[Task description]
Repeat the listing that follows, character for character, minus the pictures.

Saved entries:
* * * * *
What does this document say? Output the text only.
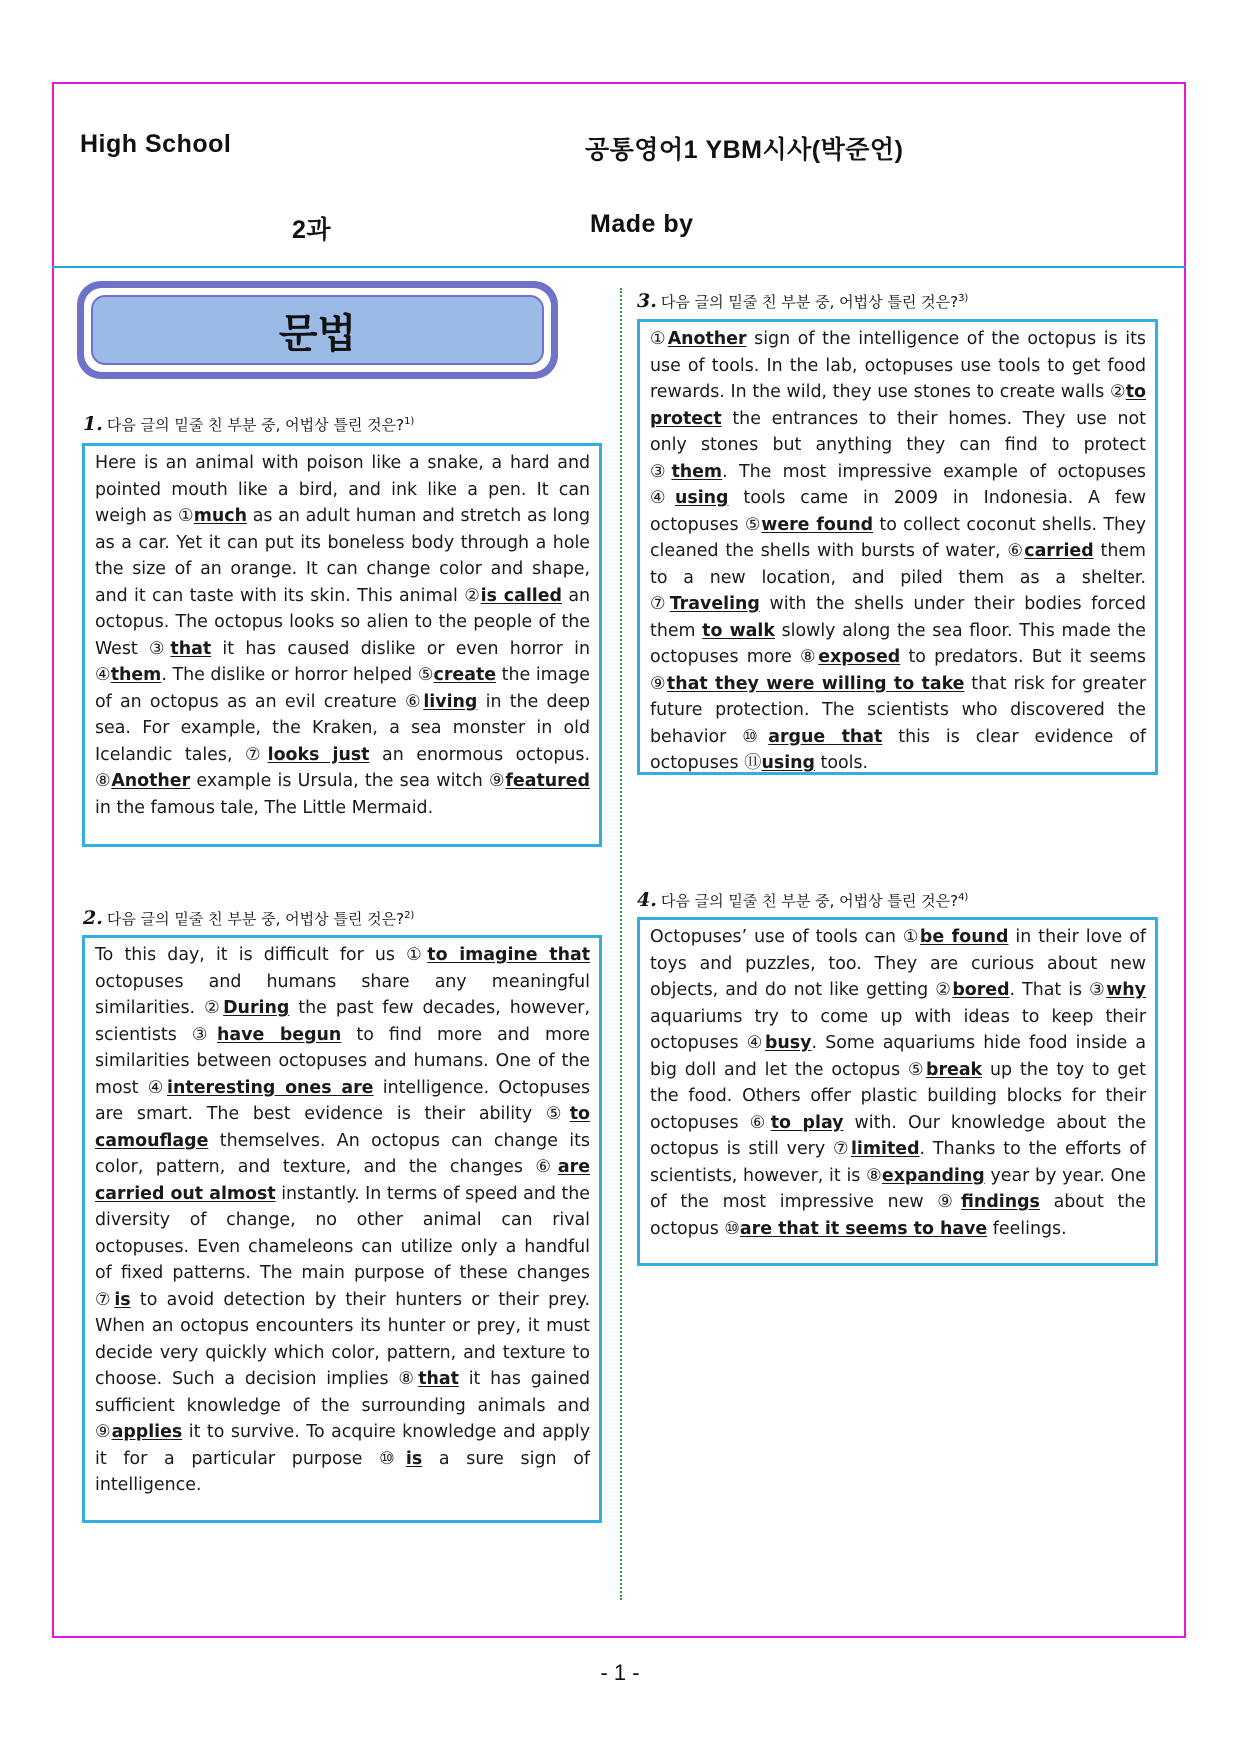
High School	공통영어1 YBM시사(박준언)
2과	Made by
문법
1. 다음 글의 밑줄 친 부분 중, 어법상 틀린 것은?$^{1)}$
Here is an animal with poison like a snake, a hard and pointed mouth like a bird, and ink like a pen. It can weigh as ①much as an adult human and stretch as long as a car. Yet it can put its boneless body through a hole the size of an orange. It can change color and shape, and it can taste with its skin. This animal ②is called an octopus. The octopus looks so alien to the people of the West ③that it has caused dislike or even horror in ④them. The dislike or horror helped ⑤create the image of an octopus as an evil creature ⑥living in the deep sea. For example, the Kraken, a sea monster in old Icelandic tales, ⑦looks just an enormous octopus. ⑧Another example is Ursula, the sea witch ⑨featured in the famous tale, The Little Mermaid.
2. 다음 글의 밑줄 친 부분 중, 어법상 틀린 것은?$^{2)}$
To this day, it is difficult for us ①to imagine that octopuses and humans share any meaningful similarities. ②During the past few decades, however, scientists ③have begun to find more and more similarities between octopuses and humans. One of the most ④interesting ones are intelligence. Octopuses are smart. The best evidence is their ability ⑤to camouflage themselves. An octopus can change its color, pattern, and texture, and the changes ⑥are carried out almost instantly. In terms of speed and the diversity of change, no other animal can rival octopuses. Even chameleons can utilize only a handful of fixed patterns. The main purpose of these changes ⑦is to avoid detection by their hunters or their prey. When an octopus encounters its hunter or prey, it must decide very quickly which color, pattern, and texture to choose. Such a decision implies ⑧that it has gained sufficient knowledge of the surrounding animals and ⑨applies it to survive. To acquire knowledge and apply it for a particular purpose ⑩is a sure sign of intelligence.
3. 다음 글의 밑줄 친 부분 중, 어법상 틀린 것은?$^{3)}$
①Another sign of the intelligence of the octopus is its use of tools. In the lab, octopuses use tools to get food rewards. In the wild, they use stones to create walls ②to protect the entrances to their homes. They use not only stones but anything they can find to protect ③them. The most impressive example of octopuses ④using tools came in 2009 in Indonesia. A few octopuses ⑤were found to collect coconut shells. They cleaned the shells with bursts of water, ⑥carried them to a new location, and piled them as a shelter. ⑦Traveling with the shells under their bodies forced them to walk slowly along the sea floor. This made the octopuses more ⑧exposed to predators. But it seems ⑨that they were willing to take that risk for greater future protection. The scientists who discovered the behavior ⑩argue that this is clear evidence of octopuses ⑪using tools.
4. 다음 글의 밑줄 친 부분 중, 어법상 틀린 것은?$^{4)}$
Octopuses’ use of tools can ①be found in their love of toys and puzzles, too. They are curious about new objects, and do not like getting ②bored. That is ③why aquariums try to come up with ideas to keep their octopuses ④busy. Some aquariums hide food inside a big doll and let the octopus ⑤break up the toy to get the food. Others offer plastic building blocks for their octopuses ⑥to play with. Our knowledge about the octopus is still very ⑦limited. Thanks to the efforts of scientists, however, it is ⑧expanding year by year. One of the most impressive new ⑨findings about the octopus ⑩are that it seems to have feelings.
- 1 -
* * * * *
[Full answer]
What does this document say? Output the text only.
High School	공통영어1 YBM시사(박준언)
2과	Made by
문법
1. 다음 글의 밑줄 친 부분 중, 어법상 틀린 것은?$^{1)}$
Here is an animal with poison like a snake, a hard and pointed mouth like a bird, and ink like a pen. It can weigh as ①much as an adult human and stretch as long as a car. Yet it can put its boneless body through a hole the size of an orange. It can change color and shape, and it can taste with its skin. This animal ②is called an octopus. The octopus looks so alien to the people of the West ③that it has caused dislike or even horror in ④them. The dislike or horror helped ⑤create the image of an octopus as an evil creature ⑥living in the deep sea. For example, the Kraken, a sea monster in old Icelandic tales, ⑦looks just an enormous octopus. ⑧Another example is Ursula, the sea witch ⑨featured in the famous tale, The Little Mermaid.
2. 다음 글의 밑줄 친 부분 중, 어법상 틀린 것은?$^{2)}$
To this day, it is difficult for us ①to imagine that octopuses and humans share any meaningful similarities. ②During the past few decades, however, scientists ③have begun to find more and more similarities between octopuses and humans. One of the most ④interesting ones are intelligence. Octopuses are smart. The best evidence is their ability ⑤to camouflage themselves. An octopus can change its color, pattern, and texture, and the changes ⑥are carried out almost instantly. In terms of speed and the diversity of change, no other animal can rival octopuses. Even chameleons can utilize only a handful of fixed patterns. The main purpose of these changes ⑦is to avoid detection by their hunters or their prey. When an octopus encounters its hunter or prey, it must decide very quickly which color, pattern, and texture to choose. Such a decision implies ⑧that it has gained sufficient knowledge of the surrounding animals and ⑨applies it to survive. To acquire knowledge and apply it for a particular purpose ⑩is a sure sign of intelligence.
3. 다음 글의 밑줄 친 부분 중, 어법상 틀린 것은?$^{3)}$
①Another sign of the intelligence of the octopus is its use of tools. In the lab, octopuses use tools to get food rewards. In the wild, they use stones to create walls ②to protect the entrances to their homes. They use not only stones but anything they can find to protect ③them. The most impressive example of octopuses ④using tools came in 2009 in Indonesia. A few octopuses ⑤were found to collect coconut shells. They cleaned the shells with bursts of water, ⑥carried them to a new location, and piled them as a shelter. ⑦Traveling with the shells under their bodies forced them to walk slowly along the sea floor. This made the octopuses more ⑧exposed to predators. But it seems ⑨that they were willing to take that risk for greater future protection. The scientists who discovered the behavior ⑩argue that this is clear evidence of octopuses ⑪using tools.
4. 다음 글의 밑줄 친 부분 중, 어법상 틀린 것은?$^{4)}$
Octopuses’ use of tools can ①be found in their love of toys and puzzles, too. They are curious about new objects, and do not like getting ②bored. That is ③why aquariums try to come up with ideas to keep their octopuses ④busy. Some aquariums hide food inside a big doll and let the octopus ⑤break up the toy to get the food. Others offer plastic building blocks for their octopuses ⑥to play with. Our knowledge about the octopus is still very ⑦limited. Thanks to the efforts of scientists, however, it is ⑧expanding year by year. One of the most impressive new ⑨findings about the octopus ⑩are that it seems to have feelings.
- 1 -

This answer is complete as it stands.